- **DIRECTIONS**:
Write every entry out again exactly, please, and skip the pictures.

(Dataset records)
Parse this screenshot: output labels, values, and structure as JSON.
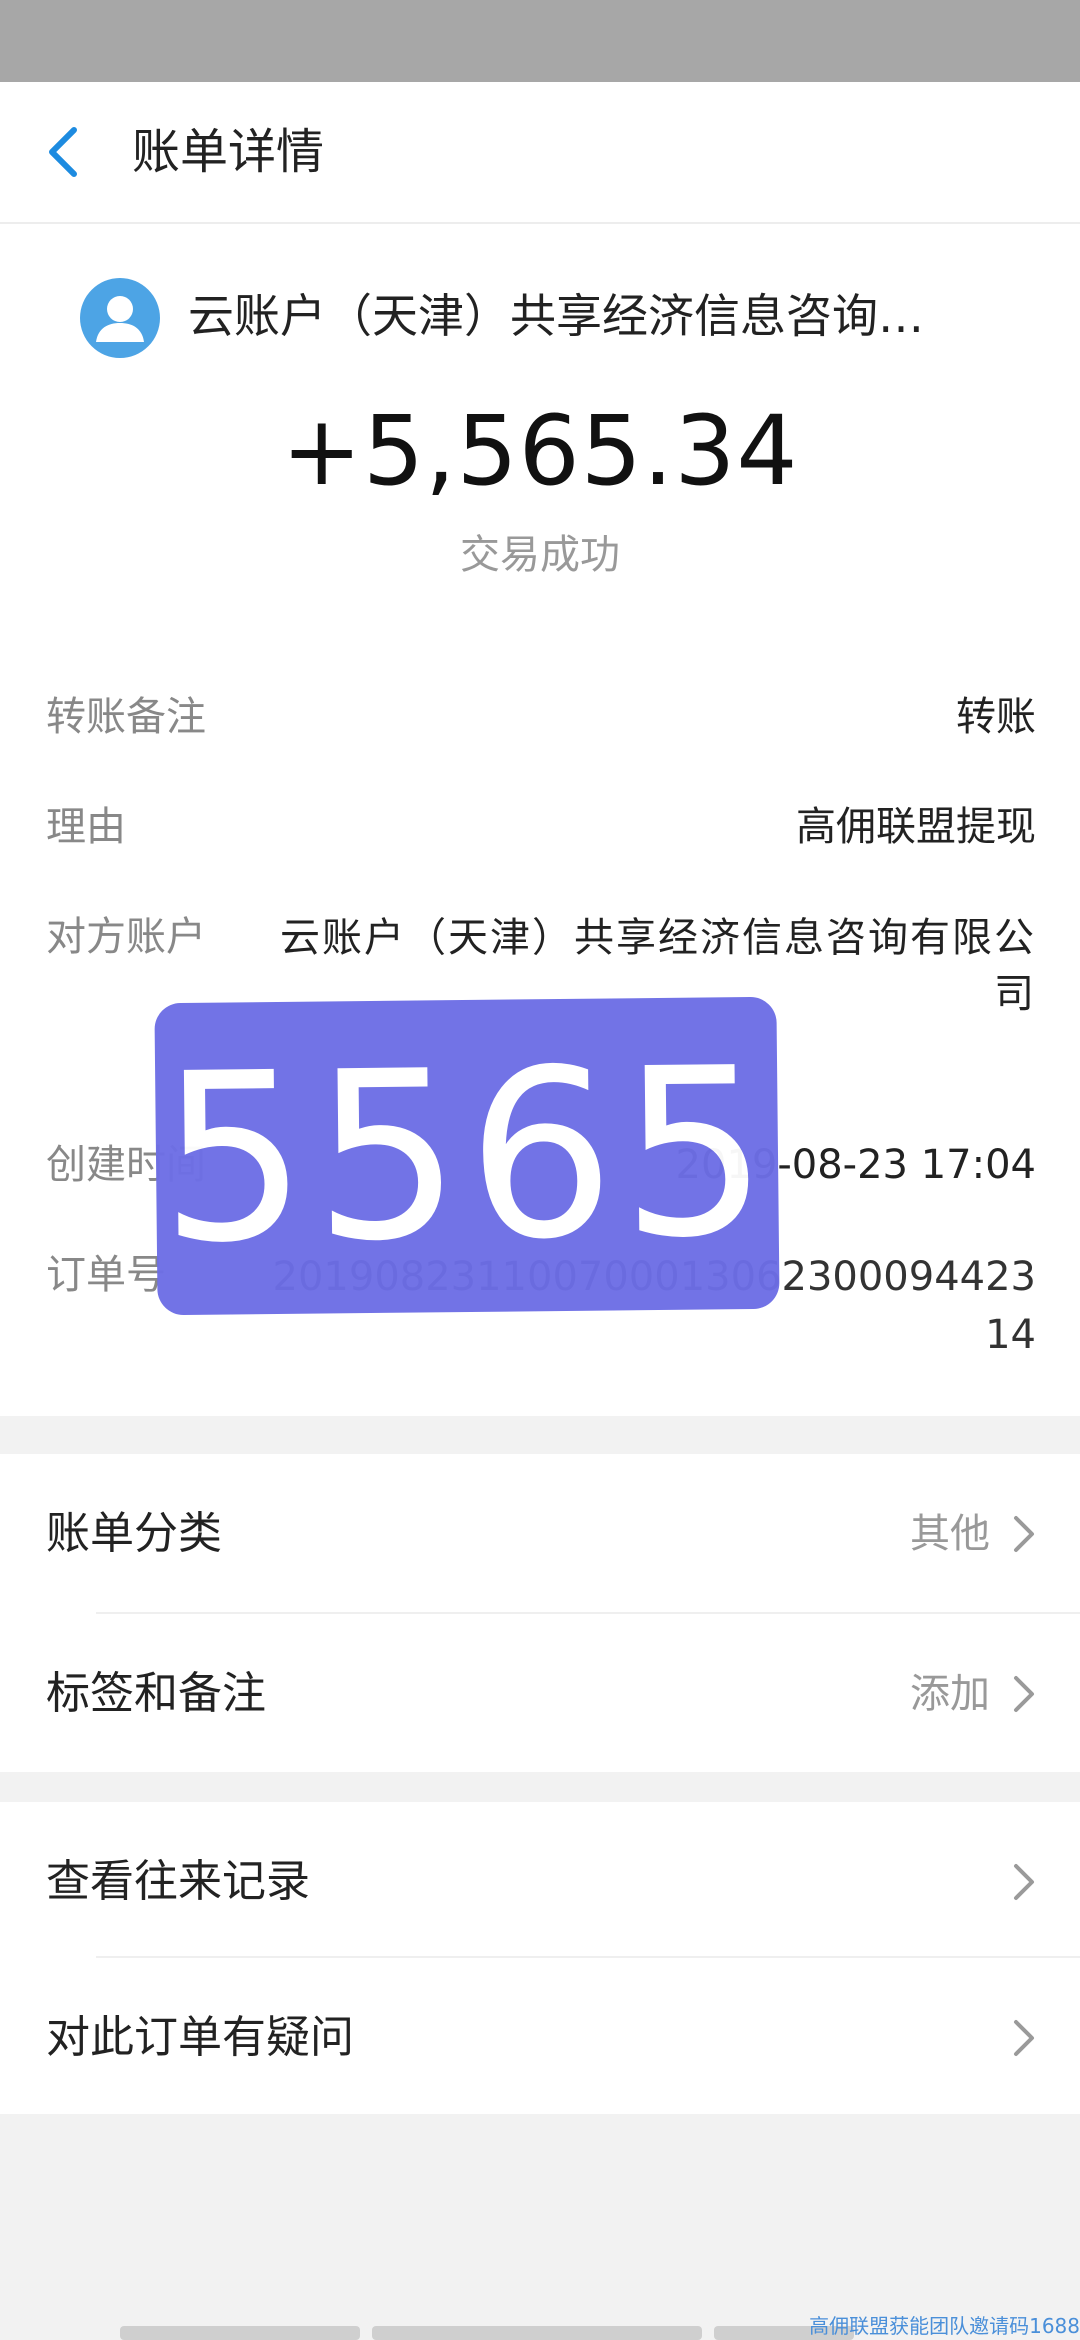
{
  "nav": {
    "title": "账单详情"
  },
  "payee": {
    "name": "云账户（天津）共享经济信息咨询…"
  },
  "amount": "+5,565.34",
  "status": "交易成功",
  "details": [
    {
      "label": "转账备注",
      "value": "转账"
    },
    {
      "label": "理由",
      "value": "高佣联盟提现"
    },
    {
      "label": "对方账户",
      "value": "云账户（天津）共享经济信息咨询有限公司"
    },
    {
      "label": "创建时间",
      "value": "2019-08-23 17:04"
    },
    {
      "label": "订单号",
      "value": "20190823110070001306230009442314"
    }
  ],
  "overlay": {
    "text": "5565"
  },
  "list_group_1": [
    {
      "label": "账单分类",
      "value": "其他"
    },
    {
      "label": "标签和备注",
      "value": "添加"
    }
  ],
  "list_group_2": [
    {
      "label": "查看往来记录"
    },
    {
      "label": "对此订单有疑问"
    }
  ],
  "watermark": "高佣联盟获能团队邀请码1688",
  "colors": {
    "accent": "#1d8be0",
    "overlay": "#6d6ee6",
    "avatar": "#4da4e5"
  },
  "icons": [
    "back-icon",
    "avatar-icon",
    "chevron-right-icon"
  ]
}
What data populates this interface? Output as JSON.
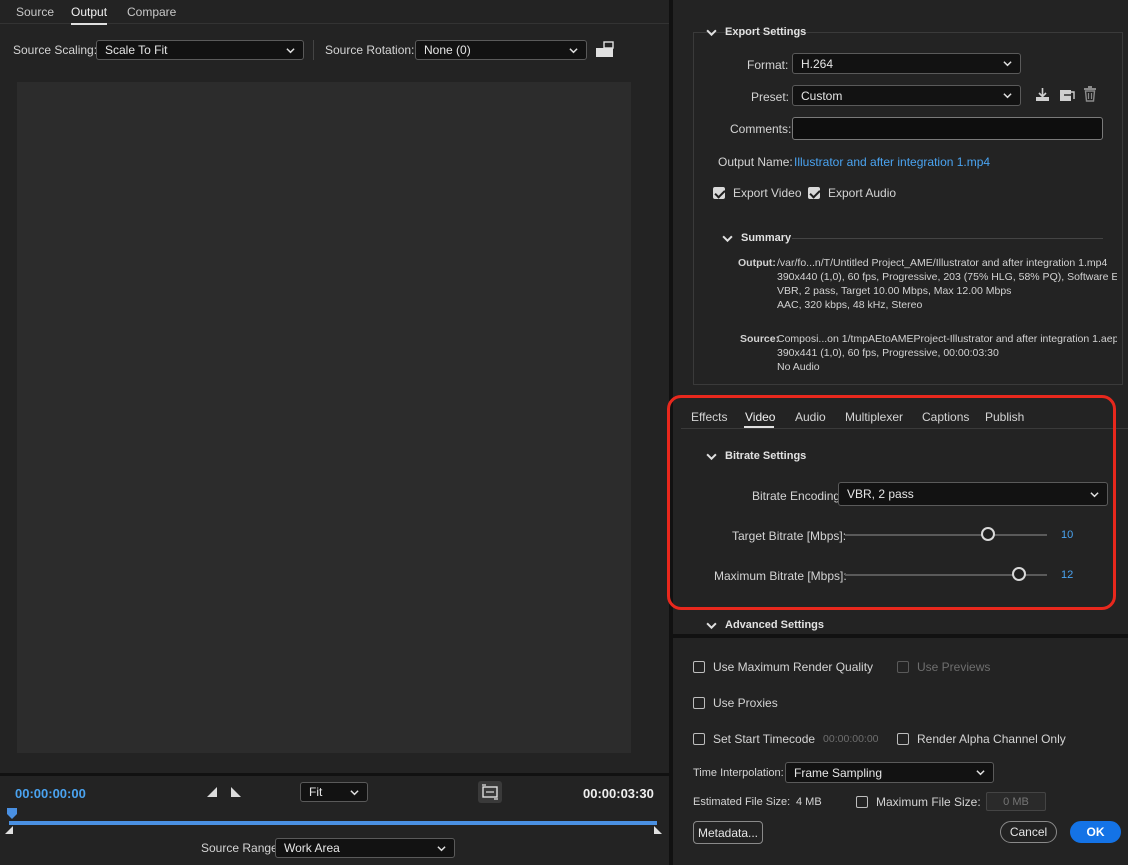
{
  "left": {
    "tabs": [
      "Source",
      "Output",
      "Compare"
    ],
    "active_tab": "Output",
    "source_scaling_label": "Source Scaling:",
    "source_scaling_value": "Scale To Fit",
    "source_rotation_label": "Source Rotation:",
    "source_rotation_value": "None (0)",
    "timecode_start": "00:00:00:00",
    "timecode_end": "00:00:03:30",
    "zoom_value": "Fit",
    "source_range_label": "Source Range:",
    "source_range_value": "Work Area"
  },
  "export": {
    "title": "Export Settings",
    "format_label": "Format:",
    "format_value": "H.264",
    "preset_label": "Preset:",
    "preset_value": "Custom",
    "comments_label": "Comments:",
    "comments_value": "",
    "output_name_label": "Output Name:",
    "output_name_value": "Illustrator and after integration 1.mp4",
    "export_video_label": "Export Video",
    "export_video_checked": true,
    "export_audio_label": "Export Audio",
    "export_audio_checked": true
  },
  "summary": {
    "title": "Summary",
    "output_label": "Output:",
    "output_lines": [
      "/var/fo...n/T/Untitled Project_AME/Illustrator and after integration 1.mp4",
      "390x440 (1,0), 60 fps, Progressive, 203 (75% HLG, 58% PQ), Software E...",
      "VBR, 2 pass, Target 10.00 Mbps, Max 12.00 Mbps",
      "AAC, 320 kbps, 48 kHz, Stereo"
    ],
    "source_label": "Source:",
    "source_lines": [
      "Composi...on 1/tmpAEtoAMEProject-Illustrator and after integration 1.aep",
      "390x441 (1,0), 60 fps, Progressive, 00:00:03:30",
      "No Audio"
    ]
  },
  "settings_tabs": [
    "Effects",
    "Video",
    "Audio",
    "Multiplexer",
    "Captions",
    "Publish"
  ],
  "active_settings_tab": "Video",
  "bitrate": {
    "title": "Bitrate Settings",
    "encoding_label": "Bitrate Encoding:",
    "encoding_value": "VBR, 2 pass",
    "target_label": "Target Bitrate [Mbps]:",
    "target_value": "10",
    "target_fraction": 0.71,
    "max_label": "Maximum Bitrate [Mbps]:",
    "max_value": "12",
    "max_fraction": 0.86
  },
  "advanced": {
    "title": "Advanced Settings"
  },
  "bottom": {
    "use_max_render_quality": "Use Maximum Render Quality",
    "use_previews": "Use Previews",
    "use_proxies": "Use Proxies",
    "set_start_timecode": "Set Start Timecode",
    "start_timecode_value": "00:00:00:00",
    "render_alpha_only": "Render Alpha Channel Only",
    "time_interpolation_label": "Time Interpolation:",
    "time_interpolation_value": "Frame Sampling",
    "estimated_size_label": "Estimated File Size:",
    "estimated_size_value": "4 MB",
    "max_file_size_label": "Maximum File Size:",
    "max_file_size_placeholder": "0 MB",
    "metadata_button": "Metadata...",
    "cancel_button": "Cancel",
    "ok_button": "OK"
  },
  "colors": {
    "accent": "#1473e6",
    "link": "#4aa3f0",
    "highlight": "#e8281d"
  }
}
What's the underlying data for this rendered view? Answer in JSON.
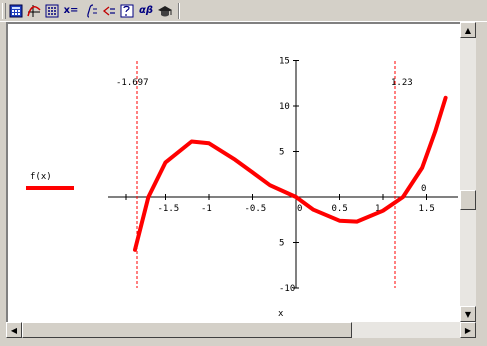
{
  "toolbar": {
    "items": [
      {
        "icon": "calculator-icon"
      },
      {
        "icon": "graph-icon"
      },
      {
        "icon": "matrix-icon"
      },
      {
        "label": "x="
      },
      {
        "icon": "calculus-icon"
      },
      {
        "icon": "boolean-icon"
      },
      {
        "icon": "programming-icon"
      },
      {
        "label": "αβ"
      },
      {
        "icon": "symbolic-icon"
      }
    ]
  },
  "plot": {
    "function_label": "f(x)",
    "x_axis_label": "x",
    "marker_left": "-1.697",
    "marker_right": "1.23",
    "marker_zero": "0",
    "x_tick_labels": [
      "-1.5",
      "-1",
      "-0.5",
      "0",
      "0.5",
      "1",
      "1.5"
    ],
    "y_tick_labels": [
      "15",
      "10",
      "5",
      "5",
      "-10"
    ],
    "trace_color": "#ff0000"
  },
  "chart_data": {
    "type": "line",
    "series": [
      {
        "name": "f(x)",
        "points": [
          [
            -1.85,
            -5.8
          ],
          [
            -1.697,
            0
          ],
          [
            -1.5,
            3.8
          ],
          [
            -1.2,
            6.1
          ],
          [
            -1.0,
            5.9
          ],
          [
            -0.7,
            4.1
          ],
          [
            -0.5,
            2.7
          ],
          [
            -0.3,
            1.3
          ],
          [
            0,
            0
          ],
          [
            0.2,
            -1.4
          ],
          [
            0.5,
            -2.6
          ],
          [
            0.7,
            -2.7
          ],
          [
            1.0,
            -1.5
          ],
          [
            1.23,
            0
          ],
          [
            1.45,
            3.2
          ],
          [
            1.6,
            7.2
          ],
          [
            1.72,
            10.9
          ]
        ]
      }
    ],
    "xlim": [
      -1.85,
      1.75
    ],
    "ylim": [
      -10,
      15
    ],
    "markers": {
      "vertical_lines_x": [
        -1.697,
        1.23
      ]
    }
  }
}
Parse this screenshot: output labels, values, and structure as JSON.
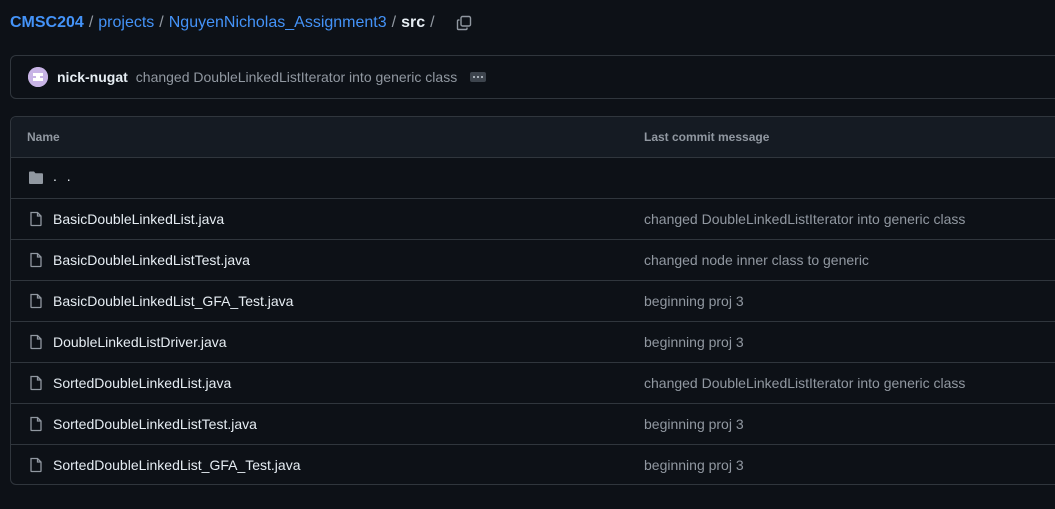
{
  "breadcrumb": {
    "repo": "CMSC204",
    "sep": "/",
    "parts": [
      "projects",
      "NguyenNicholas_Assignment3"
    ],
    "current": "src"
  },
  "icons": {
    "copy": "copy-icon",
    "folder": "folder-icon",
    "file": "file-icon"
  },
  "commit": {
    "author": "nick-nugat",
    "message": "changed DoubleLinkedListIterator into generic class"
  },
  "table": {
    "headers": {
      "name": "Name",
      "message": "Last commit message"
    },
    "parent_label": ". .",
    "files": [
      {
        "name": "BasicDoubleLinkedList.java",
        "message": "changed DoubleLinkedListIterator into generic class"
      },
      {
        "name": "BasicDoubleLinkedListTest.java",
        "message": "changed node inner class to generic"
      },
      {
        "name": "BasicDoubleLinkedList_GFA_Test.java",
        "message": "beginning proj 3"
      },
      {
        "name": "DoubleLinkedListDriver.java",
        "message": "beginning proj 3"
      },
      {
        "name": "SortedDoubleLinkedList.java",
        "message": "changed DoubleLinkedListIterator into generic class"
      },
      {
        "name": "SortedDoubleLinkedListTest.java",
        "message": "beginning proj 3"
      },
      {
        "name": "SortedDoubleLinkedList_GFA_Test.java",
        "message": "beginning proj 3"
      }
    ]
  },
  "colors": {
    "background": "#0d1117",
    "link": "#4493f8",
    "muted": "#9198a1",
    "border": "#30363d"
  }
}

- **RESPONSE TO THE TASK**:
Parse this screenshot: output labels, values, and structure as JSON.
{
  "nav": {
    "title": "账单详情"
  },
  "payee": {
    "name": "云账户（天津）共享经济信息咨询…"
  },
  "amount": "+5,565.34",
  "status": "交易成功",
  "details": [
    {
      "label": "转账备注",
      "value": "转账"
    },
    {
      "label": "理由",
      "value": "高佣联盟提现"
    },
    {
      "label": "对方账户",
      "value": "云账户（天津）共享经济信息咨询有限公司"
    },
    {
      "label": "创建时间",
      "value": "2019-08-23 17:04"
    },
    {
      "label": "订单号",
      "value": "20190823110070001306230009442314"
    }
  ],
  "overlay": {
    "text": "5565"
  },
  "list_group_1": [
    {
      "label": "账单分类",
      "value": "其他"
    },
    {
      "label": "标签和备注",
      "value": "添加"
    }
  ],
  "list_group_2": [
    {
      "label": "查看往来记录"
    },
    {
      "label": "对此订单有疑问"
    }
  ],
  "watermark": "高佣联盟获能团队邀请码1688",
  "colors": {
    "accent": "#1d8be0",
    "overlay": "#6d6ee6",
    "avatar": "#4da4e5"
  },
  "icons": [
    "back-icon",
    "avatar-icon",
    "chevron-right-icon"
  ]
}
What data populates this interface? Output as JSON.
{
  "left": {
    "tabs": [
      "Source",
      "Output",
      "Compare"
    ],
    "active_tab": "Output",
    "source_scaling_label": "Source Scaling:",
    "source_scaling_value": "Scale To Fit",
    "source_rotation_label": "Source Rotation:",
    "source_rotation_value": "None (0)",
    "timecode_start": "00:00:00:00",
    "timecode_end": "00:00:03:30",
    "zoom_value": "Fit",
    "source_range_label": "Source Range:",
    "source_range_value": "Work Area"
  },
  "export": {
    "title": "Export Settings",
    "format_label": "Format:",
    "format_value": "H.264",
    "preset_label": "Preset:",
    "preset_value": "Custom",
    "comments_label": "Comments:",
    "comments_value": "",
    "output_name_label": "Output Name:",
    "output_name_value": "Illustrator and after integration 1.mp4",
    "export_video_label": "Export Video",
    "export_video_checked": true,
    "export_audio_label": "Export Audio",
    "export_audio_checked": true
  },
  "summary": {
    "title": "Summary",
    "output_label": "Output:",
    "output_lines": [
      "/var/fo...n/T/Untitled Project_AME/Illustrator and after integration 1.mp4",
      "390x440 (1,0), 60 fps, Progressive, 203 (75% HLG, 58% PQ), Software E...",
      "VBR, 2 pass, Target 10.00 Mbps, Max 12.00 Mbps",
      "AAC, 320 kbps, 48 kHz, Stereo"
    ],
    "source_label": "Source:",
    "source_lines": [
      "Composi...on 1/tmpAEtoAMEProject-Illustrator and after integration 1.aep",
      "390x441 (1,0), 60 fps, Progressive, 00:00:03:30",
      "No Audio"
    ]
  },
  "settings_tabs": [
    "Effects",
    "Video",
    "Audio",
    "Multiplexer",
    "Captions",
    "Publish"
  ],
  "active_settings_tab": "Video",
  "bitrate": {
    "title": "Bitrate Settings",
    "encoding_label": "Bitrate Encoding:",
    "encoding_value": "VBR, 2 pass",
    "target_label": "Target Bitrate [Mbps]:",
    "target_value": "10",
    "target_fraction": 0.71,
    "max_label": "Maximum Bitrate [Mbps]:",
    "max_value": "12",
    "max_fraction": 0.86
  },
  "advanced": {
    "title": "Advanced Settings"
  },
  "bottom": {
    "use_max_render_quality": "Use Maximum Render Quality",
    "use_previews": "Use Previews",
    "use_proxies": "Use Proxies",
    "set_start_timecode": "Set Start Timecode",
    "start_timecode_value": "00:00:00:00",
    "render_alpha_only": "Render Alpha Channel Only",
    "time_interpolation_label": "Time Interpolation:",
    "time_interpolation_value": "Frame Sampling",
    "estimated_size_label": "Estimated File Size:",
    "estimated_size_value": "4 MB",
    "max_file_size_label": "Maximum File Size:",
    "max_file_size_placeholder": "0 MB",
    "metadata_button": "Metadata...",
    "cancel_button": "Cancel",
    "ok_button": "OK"
  },
  "colors": {
    "accent": "#1473e6",
    "link": "#4aa3f0",
    "highlight": "#e8281d"
  }
}
What's the underlying data for this rendered view? Answer in JSON.
{
  "toolbar": {
    "items": [
      {
        "icon": "calculator-icon"
      },
      {
        "icon": "graph-icon"
      },
      {
        "icon": "matrix-icon"
      },
      {
        "label": "x="
      },
      {
        "icon": "calculus-icon"
      },
      {
        "icon": "boolean-icon"
      },
      {
        "icon": "programming-icon"
      },
      {
        "label": "αβ"
      },
      {
        "icon": "symbolic-icon"
      }
    ]
  },
  "plot": {
    "function_label": "f(x)",
    "x_axis_label": "x",
    "marker_left": "-1.697",
    "marker_right": "1.23",
    "marker_zero": "0",
    "x_tick_labels": [
      "-1.5",
      "-1",
      "-0.5",
      "0",
      "0.5",
      "1",
      "1.5"
    ],
    "y_tick_labels": [
      "15",
      "10",
      "5",
      "5",
      "-10"
    ],
    "trace_color": "#ff0000"
  },
  "chart_data": {
    "type": "line",
    "series": [
      {
        "name": "f(x)",
        "points": [
          [
            -1.85,
            -5.8
          ],
          [
            -1.697,
            0
          ],
          [
            -1.5,
            3.8
          ],
          [
            -1.2,
            6.1
          ],
          [
            -1.0,
            5.9
          ],
          [
            -0.7,
            4.1
          ],
          [
            -0.5,
            2.7
          ],
          [
            -0.3,
            1.3
          ],
          [
            0,
            0
          ],
          [
            0.2,
            -1.4
          ],
          [
            0.5,
            -2.6
          ],
          [
            0.7,
            -2.7
          ],
          [
            1.0,
            -1.5
          ],
          [
            1.23,
            0
          ],
          [
            1.45,
            3.2
          ],
          [
            1.6,
            7.2
          ],
          [
            1.72,
            10.9
          ]
        ]
      }
    ],
    "xlim": [
      -1.85,
      1.75
    ],
    "ylim": [
      -10,
      15
    ],
    "markers": {
      "vertical_lines_x": [
        -1.697,
        1.23
      ]
    }
  }
}
Parse this screenshot: output labels, values, and structure as JSON.
{
  "breadcrumb": {
    "repo": "CMSC204",
    "sep": "/",
    "parts": [
      "projects",
      "NguyenNicholas_Assignment3"
    ],
    "current": "src"
  },
  "icons": {
    "copy": "copy-icon",
    "folder": "folder-icon",
    "file": "file-icon"
  },
  "commit": {
    "author": "nick-nugat",
    "message": "changed DoubleLinkedListIterator into generic class"
  },
  "table": {
    "headers": {
      "name": "Name",
      "message": "Last commit message"
    },
    "parent_label": ". .",
    "files": [
      {
        "name": "BasicDoubleLinkedList.java",
        "message": "changed DoubleLinkedListIterator into generic class"
      },
      {
        "name": "BasicDoubleLinkedListTest.java",
        "message": "changed node inner class to generic"
      },
      {
        "name": "BasicDoubleLinkedList_GFA_Test.java",
        "message": "beginning proj 3"
      },
      {
        "name": "DoubleLinkedListDriver.java",
        "message": "beginning proj 3"
      },
      {
        "name": "SortedDoubleLinkedList.java",
        "message": "changed DoubleLinkedListIterator into generic class"
      },
      {
        "name": "SortedDoubleLinkedListTest.java",
        "message": "beginning proj 3"
      },
      {
        "name": "SortedDoubleLinkedList_GFA_Test.java",
        "message": "beginning proj 3"
      }
    ]
  },
  "colors": {
    "background": "#0d1117",
    "link": "#4493f8",
    "muted": "#9198a1",
    "border": "#30363d"
  }
}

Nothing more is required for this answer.